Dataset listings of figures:
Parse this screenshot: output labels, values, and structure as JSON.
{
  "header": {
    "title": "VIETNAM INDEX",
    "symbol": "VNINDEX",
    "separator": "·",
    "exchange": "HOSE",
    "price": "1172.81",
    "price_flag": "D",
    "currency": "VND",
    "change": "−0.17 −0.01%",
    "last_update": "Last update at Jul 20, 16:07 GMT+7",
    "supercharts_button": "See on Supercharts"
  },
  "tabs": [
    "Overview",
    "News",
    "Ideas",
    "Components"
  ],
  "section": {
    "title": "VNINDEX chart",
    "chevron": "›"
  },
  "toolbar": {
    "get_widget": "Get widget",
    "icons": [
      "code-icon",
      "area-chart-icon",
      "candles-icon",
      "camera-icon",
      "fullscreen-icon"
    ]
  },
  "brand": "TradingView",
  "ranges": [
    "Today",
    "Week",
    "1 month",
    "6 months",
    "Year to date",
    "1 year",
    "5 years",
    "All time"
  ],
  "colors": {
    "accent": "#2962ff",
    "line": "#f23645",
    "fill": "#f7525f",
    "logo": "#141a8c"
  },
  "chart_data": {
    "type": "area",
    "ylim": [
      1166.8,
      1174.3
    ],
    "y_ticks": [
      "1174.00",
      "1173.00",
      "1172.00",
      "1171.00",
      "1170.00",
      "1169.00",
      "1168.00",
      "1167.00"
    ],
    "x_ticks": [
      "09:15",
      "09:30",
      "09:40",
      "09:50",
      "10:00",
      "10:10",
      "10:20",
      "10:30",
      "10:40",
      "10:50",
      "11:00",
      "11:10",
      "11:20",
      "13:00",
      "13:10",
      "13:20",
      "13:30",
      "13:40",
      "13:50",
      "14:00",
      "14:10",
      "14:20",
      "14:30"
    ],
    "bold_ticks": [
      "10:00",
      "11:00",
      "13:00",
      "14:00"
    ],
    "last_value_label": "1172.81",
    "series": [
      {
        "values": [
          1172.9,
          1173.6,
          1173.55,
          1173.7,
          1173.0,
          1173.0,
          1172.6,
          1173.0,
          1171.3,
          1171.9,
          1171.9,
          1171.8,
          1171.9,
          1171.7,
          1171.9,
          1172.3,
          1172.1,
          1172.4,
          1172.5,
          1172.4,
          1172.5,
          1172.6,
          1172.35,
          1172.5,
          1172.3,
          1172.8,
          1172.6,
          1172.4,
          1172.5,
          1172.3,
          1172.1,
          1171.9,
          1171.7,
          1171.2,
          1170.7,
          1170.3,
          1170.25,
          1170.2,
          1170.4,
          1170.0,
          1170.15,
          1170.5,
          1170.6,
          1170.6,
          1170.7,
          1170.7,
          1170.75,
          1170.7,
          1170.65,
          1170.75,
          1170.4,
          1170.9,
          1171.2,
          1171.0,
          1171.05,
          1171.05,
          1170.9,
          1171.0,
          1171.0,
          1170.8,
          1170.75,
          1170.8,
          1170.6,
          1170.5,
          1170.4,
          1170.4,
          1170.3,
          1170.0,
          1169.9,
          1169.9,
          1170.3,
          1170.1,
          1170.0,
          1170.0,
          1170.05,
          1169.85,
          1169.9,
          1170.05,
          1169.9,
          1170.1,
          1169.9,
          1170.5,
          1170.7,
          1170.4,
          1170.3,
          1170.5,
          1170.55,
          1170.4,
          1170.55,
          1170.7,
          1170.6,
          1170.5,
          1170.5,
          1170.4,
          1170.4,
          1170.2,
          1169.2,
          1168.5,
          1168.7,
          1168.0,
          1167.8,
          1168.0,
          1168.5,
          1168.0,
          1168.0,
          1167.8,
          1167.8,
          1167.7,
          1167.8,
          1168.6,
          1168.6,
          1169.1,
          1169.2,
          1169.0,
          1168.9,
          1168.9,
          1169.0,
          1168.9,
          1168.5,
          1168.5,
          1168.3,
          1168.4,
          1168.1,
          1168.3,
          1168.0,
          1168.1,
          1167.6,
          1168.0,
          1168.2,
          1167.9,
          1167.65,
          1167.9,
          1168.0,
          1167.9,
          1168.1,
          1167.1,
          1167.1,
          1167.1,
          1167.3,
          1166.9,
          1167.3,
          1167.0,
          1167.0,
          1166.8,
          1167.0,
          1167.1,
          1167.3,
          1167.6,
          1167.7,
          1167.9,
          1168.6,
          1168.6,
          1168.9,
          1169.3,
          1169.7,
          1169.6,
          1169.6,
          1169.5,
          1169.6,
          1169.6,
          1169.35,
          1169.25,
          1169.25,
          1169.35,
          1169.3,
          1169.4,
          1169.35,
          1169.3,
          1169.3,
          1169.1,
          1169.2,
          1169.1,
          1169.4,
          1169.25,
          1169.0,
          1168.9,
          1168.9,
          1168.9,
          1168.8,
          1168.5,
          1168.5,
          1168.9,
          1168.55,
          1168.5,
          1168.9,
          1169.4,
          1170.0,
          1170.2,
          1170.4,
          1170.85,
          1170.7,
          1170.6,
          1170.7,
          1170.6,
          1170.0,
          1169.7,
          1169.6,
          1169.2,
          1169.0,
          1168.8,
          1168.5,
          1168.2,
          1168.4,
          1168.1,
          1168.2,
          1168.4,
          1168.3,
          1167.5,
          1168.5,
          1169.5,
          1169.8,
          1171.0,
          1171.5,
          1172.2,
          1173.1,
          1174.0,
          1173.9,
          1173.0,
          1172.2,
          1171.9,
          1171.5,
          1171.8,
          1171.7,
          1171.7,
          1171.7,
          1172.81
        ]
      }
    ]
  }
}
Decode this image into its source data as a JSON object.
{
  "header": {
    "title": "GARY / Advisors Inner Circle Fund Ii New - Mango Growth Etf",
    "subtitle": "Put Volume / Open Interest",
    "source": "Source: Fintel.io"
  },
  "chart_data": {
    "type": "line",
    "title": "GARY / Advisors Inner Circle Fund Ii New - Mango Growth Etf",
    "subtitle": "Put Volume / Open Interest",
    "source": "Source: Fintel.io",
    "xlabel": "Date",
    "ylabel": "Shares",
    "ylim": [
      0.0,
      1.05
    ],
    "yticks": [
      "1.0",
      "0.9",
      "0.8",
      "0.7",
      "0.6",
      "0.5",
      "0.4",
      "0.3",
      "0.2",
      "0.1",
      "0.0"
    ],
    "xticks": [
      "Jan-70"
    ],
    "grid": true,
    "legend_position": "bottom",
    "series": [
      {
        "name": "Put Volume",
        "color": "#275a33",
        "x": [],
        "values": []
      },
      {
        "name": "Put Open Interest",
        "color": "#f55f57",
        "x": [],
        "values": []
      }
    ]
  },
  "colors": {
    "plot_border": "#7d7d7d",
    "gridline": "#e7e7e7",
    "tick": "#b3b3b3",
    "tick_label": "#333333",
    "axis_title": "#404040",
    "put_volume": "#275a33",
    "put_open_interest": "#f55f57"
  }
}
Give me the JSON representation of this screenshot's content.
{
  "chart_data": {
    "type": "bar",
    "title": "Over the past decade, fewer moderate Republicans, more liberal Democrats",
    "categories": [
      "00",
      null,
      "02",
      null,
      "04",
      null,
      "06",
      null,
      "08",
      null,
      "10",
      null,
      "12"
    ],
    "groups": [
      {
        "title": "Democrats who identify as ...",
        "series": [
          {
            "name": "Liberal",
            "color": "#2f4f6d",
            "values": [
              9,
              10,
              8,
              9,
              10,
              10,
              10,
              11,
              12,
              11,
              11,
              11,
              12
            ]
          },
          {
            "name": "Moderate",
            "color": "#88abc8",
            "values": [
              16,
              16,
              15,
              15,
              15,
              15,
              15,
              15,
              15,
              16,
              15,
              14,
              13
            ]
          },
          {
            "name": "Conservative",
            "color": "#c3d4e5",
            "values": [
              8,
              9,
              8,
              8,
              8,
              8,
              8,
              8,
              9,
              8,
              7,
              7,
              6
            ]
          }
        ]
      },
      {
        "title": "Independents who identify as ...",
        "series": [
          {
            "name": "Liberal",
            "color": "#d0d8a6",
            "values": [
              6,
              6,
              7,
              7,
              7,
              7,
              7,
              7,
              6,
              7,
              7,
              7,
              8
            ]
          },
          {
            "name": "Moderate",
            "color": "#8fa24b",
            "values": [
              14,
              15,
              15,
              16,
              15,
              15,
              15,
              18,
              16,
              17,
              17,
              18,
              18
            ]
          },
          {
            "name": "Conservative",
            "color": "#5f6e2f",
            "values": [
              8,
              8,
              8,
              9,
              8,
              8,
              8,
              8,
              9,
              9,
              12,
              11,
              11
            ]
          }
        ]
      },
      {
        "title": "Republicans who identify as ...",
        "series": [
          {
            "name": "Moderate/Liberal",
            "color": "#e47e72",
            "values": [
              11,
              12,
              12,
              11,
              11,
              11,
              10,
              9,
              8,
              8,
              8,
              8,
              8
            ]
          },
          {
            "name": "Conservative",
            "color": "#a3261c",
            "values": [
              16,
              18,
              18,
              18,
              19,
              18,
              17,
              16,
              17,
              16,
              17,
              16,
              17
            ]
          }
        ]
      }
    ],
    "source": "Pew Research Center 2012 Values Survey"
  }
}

Request
Determine the number of lines in the entries above where the string "identify" appears. Answer with the number alone.

The solution
3